-- Given task --
Quote every entry word for word.

◆ ◆ ◆ ◆ ◆ ◆ ◆

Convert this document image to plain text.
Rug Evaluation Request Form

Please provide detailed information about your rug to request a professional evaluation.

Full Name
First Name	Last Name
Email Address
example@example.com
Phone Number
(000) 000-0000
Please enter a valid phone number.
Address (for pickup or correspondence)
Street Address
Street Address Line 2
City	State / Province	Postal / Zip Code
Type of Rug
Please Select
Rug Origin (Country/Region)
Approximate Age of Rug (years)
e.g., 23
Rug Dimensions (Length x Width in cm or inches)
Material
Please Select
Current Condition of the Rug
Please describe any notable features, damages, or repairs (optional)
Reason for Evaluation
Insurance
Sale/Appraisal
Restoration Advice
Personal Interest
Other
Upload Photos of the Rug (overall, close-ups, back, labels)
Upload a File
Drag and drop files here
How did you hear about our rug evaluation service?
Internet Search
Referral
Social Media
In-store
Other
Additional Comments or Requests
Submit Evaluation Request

◆ ◆ ◆ ◆ ◆ ◆ ◆

-- Written solution --
Convert this document image to plain text.
Rug Evaluation Request Form

Please provide detailed information about your rug to request a professional evaluation.

Full Name
First Name	Last Name
Email Address
example@example.com
Phone Number
(000) 000-0000
Please enter a valid phone number.
Address (for pickup or correspondence)
Street Address
Street Address Line 2
City	State / Province	Postal / Zip Code
Type of Rug
Please Select
Rug Origin (Country/Region)
Approximate Age of Rug (years)
e.g., 23
Rug Dimensions (Length x Width in cm or inches)
Material
Please Select
Current Condition of the Rug
Please describe any notable features, damages, or repairs (optional)
Reason for Evaluation
Insurance
Sale/Appraisal
Restoration Advice
Personal Interest
Other
Upload Photos of the Rug (overall, close-ups, back, labels)
Upload a File
Drag and drop files here
How did you hear about our rug evaluation service?
Internet Search
Referral
Social Media
In-store
Other
Additional Comments or Requests
Submit Evaluation Request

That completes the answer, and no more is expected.